---- Data shown
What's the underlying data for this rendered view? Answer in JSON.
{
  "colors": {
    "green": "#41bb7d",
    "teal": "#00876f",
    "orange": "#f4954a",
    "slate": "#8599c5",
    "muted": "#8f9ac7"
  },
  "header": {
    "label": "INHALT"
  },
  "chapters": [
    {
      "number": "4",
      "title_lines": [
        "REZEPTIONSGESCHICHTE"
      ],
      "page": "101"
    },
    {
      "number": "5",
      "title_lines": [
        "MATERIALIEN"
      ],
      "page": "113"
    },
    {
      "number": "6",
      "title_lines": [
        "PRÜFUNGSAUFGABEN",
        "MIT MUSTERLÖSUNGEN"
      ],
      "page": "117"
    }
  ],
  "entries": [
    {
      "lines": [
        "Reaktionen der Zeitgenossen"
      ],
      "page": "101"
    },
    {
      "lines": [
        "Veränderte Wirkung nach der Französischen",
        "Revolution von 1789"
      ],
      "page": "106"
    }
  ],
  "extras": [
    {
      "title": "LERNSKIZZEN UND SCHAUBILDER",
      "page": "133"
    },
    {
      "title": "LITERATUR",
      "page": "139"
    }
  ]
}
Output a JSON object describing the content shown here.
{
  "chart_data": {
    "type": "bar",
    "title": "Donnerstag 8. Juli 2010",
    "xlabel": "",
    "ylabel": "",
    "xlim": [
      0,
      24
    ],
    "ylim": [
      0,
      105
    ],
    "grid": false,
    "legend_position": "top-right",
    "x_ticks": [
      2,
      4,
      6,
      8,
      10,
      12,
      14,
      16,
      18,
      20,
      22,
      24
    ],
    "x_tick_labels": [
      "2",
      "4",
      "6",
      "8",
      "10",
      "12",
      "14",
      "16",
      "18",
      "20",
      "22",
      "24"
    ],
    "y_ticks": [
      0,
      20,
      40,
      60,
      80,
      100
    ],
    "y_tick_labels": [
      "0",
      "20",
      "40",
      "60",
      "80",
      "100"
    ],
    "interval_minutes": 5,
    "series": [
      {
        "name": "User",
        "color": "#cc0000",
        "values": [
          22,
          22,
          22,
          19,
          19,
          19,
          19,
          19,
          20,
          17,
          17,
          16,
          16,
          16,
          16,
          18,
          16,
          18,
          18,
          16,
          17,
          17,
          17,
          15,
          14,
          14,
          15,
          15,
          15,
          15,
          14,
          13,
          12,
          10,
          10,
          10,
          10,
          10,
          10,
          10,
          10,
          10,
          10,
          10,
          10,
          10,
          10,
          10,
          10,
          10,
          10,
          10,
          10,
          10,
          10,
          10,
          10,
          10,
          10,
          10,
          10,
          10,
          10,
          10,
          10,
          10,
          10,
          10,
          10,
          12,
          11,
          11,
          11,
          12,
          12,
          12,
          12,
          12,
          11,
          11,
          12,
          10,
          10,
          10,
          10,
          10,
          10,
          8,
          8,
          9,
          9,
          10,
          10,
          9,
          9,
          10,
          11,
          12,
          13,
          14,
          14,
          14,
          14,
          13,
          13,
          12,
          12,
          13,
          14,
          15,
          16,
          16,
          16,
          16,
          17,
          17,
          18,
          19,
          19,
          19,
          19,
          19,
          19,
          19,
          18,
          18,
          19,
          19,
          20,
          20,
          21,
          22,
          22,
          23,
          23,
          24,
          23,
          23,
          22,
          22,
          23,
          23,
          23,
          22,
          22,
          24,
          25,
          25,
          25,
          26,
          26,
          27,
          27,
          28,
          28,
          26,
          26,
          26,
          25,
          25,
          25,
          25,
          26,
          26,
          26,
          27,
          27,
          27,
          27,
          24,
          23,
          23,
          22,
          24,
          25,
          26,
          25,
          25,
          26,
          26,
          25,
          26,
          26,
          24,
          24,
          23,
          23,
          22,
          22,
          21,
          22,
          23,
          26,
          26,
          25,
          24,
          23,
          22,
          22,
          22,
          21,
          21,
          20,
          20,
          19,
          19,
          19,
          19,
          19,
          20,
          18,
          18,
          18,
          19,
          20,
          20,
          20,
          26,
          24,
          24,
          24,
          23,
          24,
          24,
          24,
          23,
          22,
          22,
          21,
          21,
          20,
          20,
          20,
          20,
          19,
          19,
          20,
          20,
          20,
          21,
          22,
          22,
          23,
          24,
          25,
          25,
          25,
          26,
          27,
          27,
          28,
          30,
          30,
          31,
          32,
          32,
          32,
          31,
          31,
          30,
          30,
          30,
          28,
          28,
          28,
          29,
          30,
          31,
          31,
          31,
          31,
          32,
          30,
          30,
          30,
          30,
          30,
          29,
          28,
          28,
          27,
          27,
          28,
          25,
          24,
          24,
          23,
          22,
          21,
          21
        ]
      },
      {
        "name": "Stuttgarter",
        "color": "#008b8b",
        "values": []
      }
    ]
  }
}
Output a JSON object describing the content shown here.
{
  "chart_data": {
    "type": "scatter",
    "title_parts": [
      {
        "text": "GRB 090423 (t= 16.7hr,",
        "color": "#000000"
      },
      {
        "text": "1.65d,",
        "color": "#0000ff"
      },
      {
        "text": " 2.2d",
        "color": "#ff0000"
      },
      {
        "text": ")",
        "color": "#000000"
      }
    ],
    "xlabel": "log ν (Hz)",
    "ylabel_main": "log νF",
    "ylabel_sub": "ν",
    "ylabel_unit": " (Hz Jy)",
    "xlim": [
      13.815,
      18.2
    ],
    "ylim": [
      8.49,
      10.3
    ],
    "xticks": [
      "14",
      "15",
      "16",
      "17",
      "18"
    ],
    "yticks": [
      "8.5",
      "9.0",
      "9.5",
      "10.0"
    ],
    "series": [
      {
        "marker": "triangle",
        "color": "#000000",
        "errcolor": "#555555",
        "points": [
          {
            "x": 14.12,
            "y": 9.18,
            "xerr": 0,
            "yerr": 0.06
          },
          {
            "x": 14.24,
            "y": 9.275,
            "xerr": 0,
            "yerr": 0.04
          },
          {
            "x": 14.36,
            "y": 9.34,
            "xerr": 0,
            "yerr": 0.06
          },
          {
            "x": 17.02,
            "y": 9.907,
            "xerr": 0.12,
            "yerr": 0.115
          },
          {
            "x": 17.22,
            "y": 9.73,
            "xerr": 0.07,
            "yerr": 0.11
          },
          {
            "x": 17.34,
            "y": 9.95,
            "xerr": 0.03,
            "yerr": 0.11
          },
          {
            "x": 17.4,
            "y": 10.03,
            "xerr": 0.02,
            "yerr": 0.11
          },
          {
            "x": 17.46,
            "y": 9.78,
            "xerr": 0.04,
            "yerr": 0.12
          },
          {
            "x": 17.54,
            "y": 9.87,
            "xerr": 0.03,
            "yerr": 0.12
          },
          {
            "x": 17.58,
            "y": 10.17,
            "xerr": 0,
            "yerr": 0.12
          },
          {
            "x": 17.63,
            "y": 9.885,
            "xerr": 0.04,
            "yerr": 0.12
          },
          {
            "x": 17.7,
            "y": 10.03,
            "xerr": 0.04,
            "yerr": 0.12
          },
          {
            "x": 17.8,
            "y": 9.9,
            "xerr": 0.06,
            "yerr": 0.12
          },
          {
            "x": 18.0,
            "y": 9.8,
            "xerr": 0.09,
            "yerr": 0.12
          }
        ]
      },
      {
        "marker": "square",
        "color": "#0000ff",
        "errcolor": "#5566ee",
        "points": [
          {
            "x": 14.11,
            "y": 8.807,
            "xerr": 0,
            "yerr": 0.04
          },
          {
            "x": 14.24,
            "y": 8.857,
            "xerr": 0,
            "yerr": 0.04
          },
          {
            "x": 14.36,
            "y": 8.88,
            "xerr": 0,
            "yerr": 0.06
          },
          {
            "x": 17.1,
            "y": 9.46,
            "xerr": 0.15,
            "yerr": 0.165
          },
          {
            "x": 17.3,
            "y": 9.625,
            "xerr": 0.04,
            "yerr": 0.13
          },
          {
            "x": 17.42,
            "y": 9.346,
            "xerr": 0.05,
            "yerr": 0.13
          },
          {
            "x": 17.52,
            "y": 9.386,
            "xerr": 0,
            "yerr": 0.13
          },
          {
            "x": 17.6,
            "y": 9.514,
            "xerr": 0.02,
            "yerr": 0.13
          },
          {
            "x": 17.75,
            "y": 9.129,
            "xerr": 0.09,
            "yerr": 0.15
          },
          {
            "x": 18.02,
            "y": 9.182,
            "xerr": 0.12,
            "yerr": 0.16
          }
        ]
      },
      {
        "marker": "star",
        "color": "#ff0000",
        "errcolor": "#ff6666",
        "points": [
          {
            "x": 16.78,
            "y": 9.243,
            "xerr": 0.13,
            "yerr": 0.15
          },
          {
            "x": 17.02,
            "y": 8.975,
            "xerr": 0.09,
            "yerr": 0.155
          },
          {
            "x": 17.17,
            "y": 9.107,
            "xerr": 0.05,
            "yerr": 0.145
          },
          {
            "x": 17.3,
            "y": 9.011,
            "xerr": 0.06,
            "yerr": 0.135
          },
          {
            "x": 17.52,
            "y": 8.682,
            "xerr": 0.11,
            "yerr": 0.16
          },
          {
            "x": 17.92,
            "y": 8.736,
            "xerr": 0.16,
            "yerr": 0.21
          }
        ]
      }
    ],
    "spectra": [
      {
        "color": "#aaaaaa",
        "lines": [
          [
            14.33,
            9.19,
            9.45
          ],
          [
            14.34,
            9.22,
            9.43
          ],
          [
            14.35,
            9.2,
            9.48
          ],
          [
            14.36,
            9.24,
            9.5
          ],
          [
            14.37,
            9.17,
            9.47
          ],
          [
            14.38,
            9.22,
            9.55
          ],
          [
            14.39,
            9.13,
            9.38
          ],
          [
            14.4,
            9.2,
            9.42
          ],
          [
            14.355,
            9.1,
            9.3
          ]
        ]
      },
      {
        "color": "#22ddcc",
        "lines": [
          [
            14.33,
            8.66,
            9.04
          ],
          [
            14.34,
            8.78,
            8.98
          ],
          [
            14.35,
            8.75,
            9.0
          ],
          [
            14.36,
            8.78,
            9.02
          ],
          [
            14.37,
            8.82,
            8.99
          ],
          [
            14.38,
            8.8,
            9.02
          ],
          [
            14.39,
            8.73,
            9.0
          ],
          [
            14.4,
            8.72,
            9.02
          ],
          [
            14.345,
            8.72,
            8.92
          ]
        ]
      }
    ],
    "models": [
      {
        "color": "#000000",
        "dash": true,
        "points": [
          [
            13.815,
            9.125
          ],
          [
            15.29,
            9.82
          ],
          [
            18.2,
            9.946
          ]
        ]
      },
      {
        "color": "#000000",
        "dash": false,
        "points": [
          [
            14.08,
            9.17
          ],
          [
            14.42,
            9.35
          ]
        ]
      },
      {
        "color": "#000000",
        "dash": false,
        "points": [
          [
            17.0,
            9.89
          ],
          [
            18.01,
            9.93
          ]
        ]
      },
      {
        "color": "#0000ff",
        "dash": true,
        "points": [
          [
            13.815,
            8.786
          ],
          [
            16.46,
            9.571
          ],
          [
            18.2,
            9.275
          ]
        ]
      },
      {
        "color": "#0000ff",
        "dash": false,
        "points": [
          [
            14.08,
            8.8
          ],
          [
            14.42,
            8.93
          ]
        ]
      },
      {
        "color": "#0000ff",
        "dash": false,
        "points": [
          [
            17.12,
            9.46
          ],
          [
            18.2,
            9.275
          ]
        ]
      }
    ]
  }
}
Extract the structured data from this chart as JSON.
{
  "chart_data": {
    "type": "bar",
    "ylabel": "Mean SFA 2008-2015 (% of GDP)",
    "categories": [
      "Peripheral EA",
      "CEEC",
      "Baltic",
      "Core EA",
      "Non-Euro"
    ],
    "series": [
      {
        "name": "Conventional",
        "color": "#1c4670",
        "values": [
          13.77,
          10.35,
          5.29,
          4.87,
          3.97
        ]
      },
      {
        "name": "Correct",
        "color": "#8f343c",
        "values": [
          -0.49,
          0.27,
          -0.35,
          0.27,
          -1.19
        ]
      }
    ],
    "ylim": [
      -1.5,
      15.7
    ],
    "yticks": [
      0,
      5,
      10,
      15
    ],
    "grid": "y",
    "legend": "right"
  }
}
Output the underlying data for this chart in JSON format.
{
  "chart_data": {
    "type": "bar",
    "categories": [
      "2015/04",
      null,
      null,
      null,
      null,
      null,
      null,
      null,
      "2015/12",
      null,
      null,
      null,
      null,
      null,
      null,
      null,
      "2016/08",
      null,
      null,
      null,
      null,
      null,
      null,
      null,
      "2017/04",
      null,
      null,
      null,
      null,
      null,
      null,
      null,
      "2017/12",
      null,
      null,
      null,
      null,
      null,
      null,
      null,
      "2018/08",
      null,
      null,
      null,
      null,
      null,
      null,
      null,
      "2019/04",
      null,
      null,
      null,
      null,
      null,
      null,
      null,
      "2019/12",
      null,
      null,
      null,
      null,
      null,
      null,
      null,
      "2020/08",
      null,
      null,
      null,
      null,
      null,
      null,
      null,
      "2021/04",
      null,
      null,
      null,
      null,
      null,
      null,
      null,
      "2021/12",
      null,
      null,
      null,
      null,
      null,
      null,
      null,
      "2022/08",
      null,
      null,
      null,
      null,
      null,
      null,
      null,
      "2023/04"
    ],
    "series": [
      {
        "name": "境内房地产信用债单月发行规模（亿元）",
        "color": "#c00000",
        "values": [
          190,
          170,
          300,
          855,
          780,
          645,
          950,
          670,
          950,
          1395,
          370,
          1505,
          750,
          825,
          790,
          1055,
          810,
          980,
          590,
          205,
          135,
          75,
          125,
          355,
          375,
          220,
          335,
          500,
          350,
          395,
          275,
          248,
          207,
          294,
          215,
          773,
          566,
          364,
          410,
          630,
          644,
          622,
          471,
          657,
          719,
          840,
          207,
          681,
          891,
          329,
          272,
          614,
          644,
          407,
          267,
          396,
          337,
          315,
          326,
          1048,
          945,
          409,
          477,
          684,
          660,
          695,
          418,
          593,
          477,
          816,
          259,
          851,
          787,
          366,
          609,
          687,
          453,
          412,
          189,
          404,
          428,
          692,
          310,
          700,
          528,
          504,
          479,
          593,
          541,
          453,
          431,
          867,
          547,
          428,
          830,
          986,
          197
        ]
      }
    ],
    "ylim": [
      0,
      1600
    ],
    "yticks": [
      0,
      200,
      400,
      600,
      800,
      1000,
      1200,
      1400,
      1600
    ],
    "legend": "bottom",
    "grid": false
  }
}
--------
Show all lines in the entries above where the string "page" appears.

      "page": "101"
      "page": "113"
      "page": "117"
      "page": "101"
      "page": "106"
      "page": "133"
      "page": "139"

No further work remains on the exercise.